### Task material:
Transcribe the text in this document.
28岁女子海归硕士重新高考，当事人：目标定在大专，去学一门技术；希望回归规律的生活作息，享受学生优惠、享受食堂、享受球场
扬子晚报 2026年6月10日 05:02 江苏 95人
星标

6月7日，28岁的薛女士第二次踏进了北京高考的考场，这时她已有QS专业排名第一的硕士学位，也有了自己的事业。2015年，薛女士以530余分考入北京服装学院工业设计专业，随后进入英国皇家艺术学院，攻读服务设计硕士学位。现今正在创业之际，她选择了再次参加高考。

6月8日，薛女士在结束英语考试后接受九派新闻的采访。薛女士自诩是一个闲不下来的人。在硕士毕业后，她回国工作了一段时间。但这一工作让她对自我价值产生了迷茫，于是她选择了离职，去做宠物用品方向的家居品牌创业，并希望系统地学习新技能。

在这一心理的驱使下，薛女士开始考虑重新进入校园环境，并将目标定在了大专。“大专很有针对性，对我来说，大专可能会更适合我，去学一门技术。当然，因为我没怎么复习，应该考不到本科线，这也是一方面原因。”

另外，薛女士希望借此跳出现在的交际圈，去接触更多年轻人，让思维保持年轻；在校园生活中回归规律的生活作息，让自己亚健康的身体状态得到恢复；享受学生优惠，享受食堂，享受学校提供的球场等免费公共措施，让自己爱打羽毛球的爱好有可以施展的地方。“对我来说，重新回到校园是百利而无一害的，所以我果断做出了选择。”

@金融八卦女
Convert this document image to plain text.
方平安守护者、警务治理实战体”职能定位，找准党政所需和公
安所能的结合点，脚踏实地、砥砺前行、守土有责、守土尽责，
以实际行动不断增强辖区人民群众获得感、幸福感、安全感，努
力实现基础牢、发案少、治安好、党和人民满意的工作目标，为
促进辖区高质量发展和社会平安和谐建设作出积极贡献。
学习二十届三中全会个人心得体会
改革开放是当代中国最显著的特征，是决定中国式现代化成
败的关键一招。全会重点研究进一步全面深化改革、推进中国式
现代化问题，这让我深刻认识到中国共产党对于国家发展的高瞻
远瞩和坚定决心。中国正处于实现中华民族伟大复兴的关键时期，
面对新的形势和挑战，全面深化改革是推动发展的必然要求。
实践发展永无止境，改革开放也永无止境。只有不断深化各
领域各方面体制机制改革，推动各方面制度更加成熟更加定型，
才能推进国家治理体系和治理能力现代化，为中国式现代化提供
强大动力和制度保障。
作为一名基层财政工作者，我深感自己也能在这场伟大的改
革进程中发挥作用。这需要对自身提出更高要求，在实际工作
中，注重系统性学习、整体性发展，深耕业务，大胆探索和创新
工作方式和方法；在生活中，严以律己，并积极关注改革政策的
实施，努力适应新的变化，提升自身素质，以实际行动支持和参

### Problem details:
Each line above must be reproduced exactly as it stands.

### Full answer:
Transcribe the text in this document.
28岁女子海归硕士重新高考，当事人：目标定在大专，去学一门技术；希望回归规律的生活作息，享受学生优惠、享受食堂、享受球场
扬子晚报 2026年6月10日 05:02 江苏 95人
星标

6月7日，28岁的薛女士第二次踏进了北京高考的考场，这时她已有QS专业排名第一的硕士学位，也有了自己的事业。2015年，薛女士以530余分考入北京服装学院工业设计专业，随后进入英国皇家艺术学院，攻读服务设计硕士学位。现今正在创业之际，她选择了再次参加高考。

6月8日，薛女士在结束英语考试后接受九派新闻的采访。薛女士自诩是一个闲不下来的人。在硕士毕业后，她回国工作了一段时间。但这一工作让她对自我价值产生了迷茫，于是她选择了离职，去做宠物用品方向的家居品牌创业，并希望系统地学习新技能。

在这一心理的驱使下，薛女士开始考虑重新进入校园环境，并将目标定在了大专。“大专很有针对性，对我来说，大专可能会更适合我，去学一门技术。当然，因为我没怎么复习，应该考不到本科线，这也是一方面原因。”

另外，薛女士希望借此跳出现在的交际圈，去接触更多年轻人，让思维保持年轻；在校园生活中回归规律的生活作息，让自己亚健康的身体状态得到恢复；享受学生优惠，享受食堂，享受学校提供的球场等免费公共措施，让自己爱打羽毛球的爱好有可以施展的地方。“对我来说，重新回到校园是百利而无一害的，所以我果断做出了选择。”

@金融八卦女
Convert this document image to plain text.
方平安守护者、警务治理实战体”职能定位，找准党政所需和公
安所能的结合点，脚踏实地、砥砺前行、守土有责、守土尽责，
以实际行动不断增强辖区人民群众获得感、幸福感、安全感，努
力实现基础牢、发案少、治安好、党和人民满意的工作目标，为
促进辖区高质量发展和社会平安和谐建设作出积极贡献。
学习二十届三中全会个人心得体会
改革开放是当代中国最显著的特征，是决定中国式现代化成
败的关键一招。全会重点研究进一步全面深化改革、推进中国式
现代化问题，这让我深刻认识到中国共产党对于国家发展的高瞻
远瞩和坚定决心。中国正处于实现中华民族伟大复兴的关键时期，
面对新的形势和挑战，全面深化改革是推动发展的必然要求。
实践发展永无止境，改革开放也永无止境。只有不断深化各
领域各方面体制机制改革，推动各方面制度更加成熟更加定型，
才能推进国家治理体系和治理能力现代化，为中国式现代化提供
强大动力和制度保障。
作为一名基层财政工作者，我深感自己也能在这场伟大的改
革进程中发挥作用。这需要对自身提出更高要求，在实际工作
中，注重系统性学习、整体性发展，深耕业务，大胆探索和创新
工作方式和方法；在生活中，严以律己，并积极关注改革政策的
实施，努力适应新的变化，提升自身素质，以实际行动支持和参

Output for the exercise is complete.